## Exercise task
Transcribe every line exactly and omit anything that is a picture.

## Extracted entries
____________

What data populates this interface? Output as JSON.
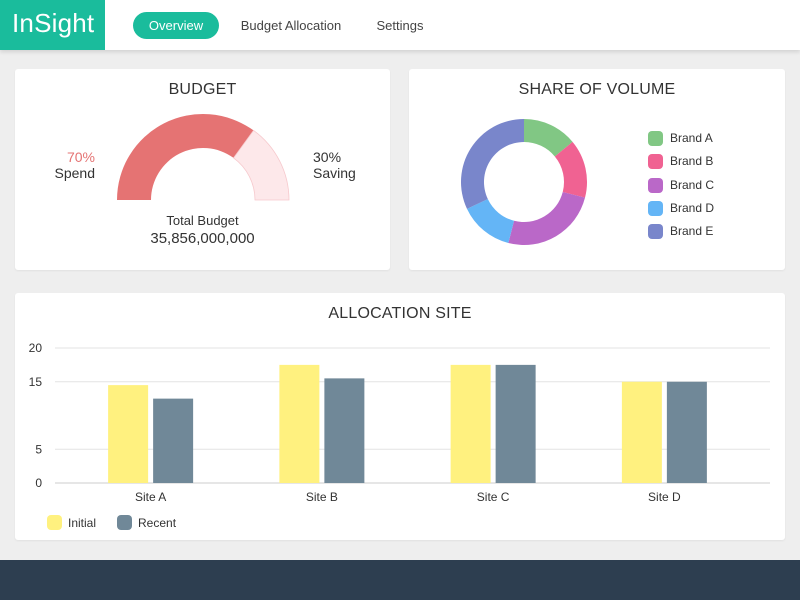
{
  "app": {
    "title": "InSight"
  },
  "nav": {
    "tabs": [
      {
        "label": "Overview",
        "active": true
      },
      {
        "label": "Budget Allocation",
        "active": false
      },
      {
        "label": "Settings",
        "active": false
      }
    ]
  },
  "colors": {
    "accent": "#1abc9c",
    "spend": "#e57373",
    "saving": "#fde8ea",
    "initial": "#fff17f",
    "recent": "#708898",
    "footer": "#2d3e50"
  },
  "budget": {
    "title": "BUDGET",
    "spend_percent": 70,
    "spend_label": "70%",
    "spend_text": "Spend",
    "saving_label": "30%",
    "saving_text": "Saving",
    "total_label": "Total Budget",
    "total_value": "35,856,000,000"
  },
  "volume": {
    "title": "SHARE OF VOLUME",
    "brands": [
      {
        "name": "Brand A",
        "share": 14,
        "color": "#81c784"
      },
      {
        "name": "Brand B",
        "share": 15,
        "color": "#f06292"
      },
      {
        "name": "Brand C",
        "share": 25,
        "color": "#ba68c8"
      },
      {
        "name": "Brand D",
        "share": 14,
        "color": "#64b5f6"
      },
      {
        "name": "Brand E",
        "share": 32,
        "color": "#7986cb"
      }
    ]
  },
  "chart_data": {
    "type": "bar",
    "title": "ALLOCATION SITE",
    "categories": [
      "Site A",
      "Site B",
      "Site C",
      "Site D"
    ],
    "series": [
      {
        "name": "Initial",
        "values": [
          14.5,
          17.5,
          17.5,
          15
        ]
      },
      {
        "name": "Recent",
        "values": [
          12.5,
          15.5,
          17.5,
          15
        ]
      }
    ],
    "y_ticks": [
      "0",
      "5",
      "15",
      "20"
    ],
    "ylim": [
      0,
      20
    ],
    "xlabel": "",
    "ylabel": "",
    "grid": true,
    "legend": "bottom-left"
  }
}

____________

## Output for this exercise
What data populates this interface? Output as JSON.
{
  "app": {
    "title": "InSight"
  },
  "nav": {
    "tabs": [
      {
        "label": "Overview",
        "active": true
      },
      {
        "label": "Budget Allocation",
        "active": false
      },
      {
        "label": "Settings",
        "active": false
      }
    ]
  },
  "colors": {
    "accent": "#1abc9c",
    "spend": "#e57373",
    "saving": "#fde8ea",
    "initial": "#fff17f",
    "recent": "#708898",
    "footer": "#2d3e50"
  },
  "budget": {
    "title": "BUDGET",
    "spend_percent": 70,
    "spend_label": "70%",
    "spend_text": "Spend",
    "saving_label": "30%",
    "saving_text": "Saving",
    "total_label": "Total Budget",
    "total_value": "35,856,000,000"
  },
  "volume": {
    "title": "SHARE OF VOLUME",
    "brands": [
      {
        "name": "Brand A",
        "share": 14,
        "color": "#81c784"
      },
      {
        "name": "Brand B",
        "share": 15,
        "color": "#f06292"
      },
      {
        "name": "Brand C",
        "share": 25,
        "color": "#ba68c8"
      },
      {
        "name": "Brand D",
        "share": 14,
        "color": "#64b5f6"
      },
      {
        "name": "Brand E",
        "share": 32,
        "color": "#7986cb"
      }
    ]
  },
  "chart_data": {
    "type": "bar",
    "title": "ALLOCATION SITE",
    "categories": [
      "Site A",
      "Site B",
      "Site C",
      "Site D"
    ],
    "series": [
      {
        "name": "Initial",
        "values": [
          14.5,
          17.5,
          17.5,
          15
        ]
      },
      {
        "name": "Recent",
        "values": [
          12.5,
          15.5,
          17.5,
          15
        ]
      }
    ],
    "y_ticks": [
      "0",
      "5",
      "15",
      "20"
    ],
    "ylim": [
      0,
      20
    ],
    "xlabel": "",
    "ylabel": "",
    "grid": true,
    "legend": "bottom-left"
  }
}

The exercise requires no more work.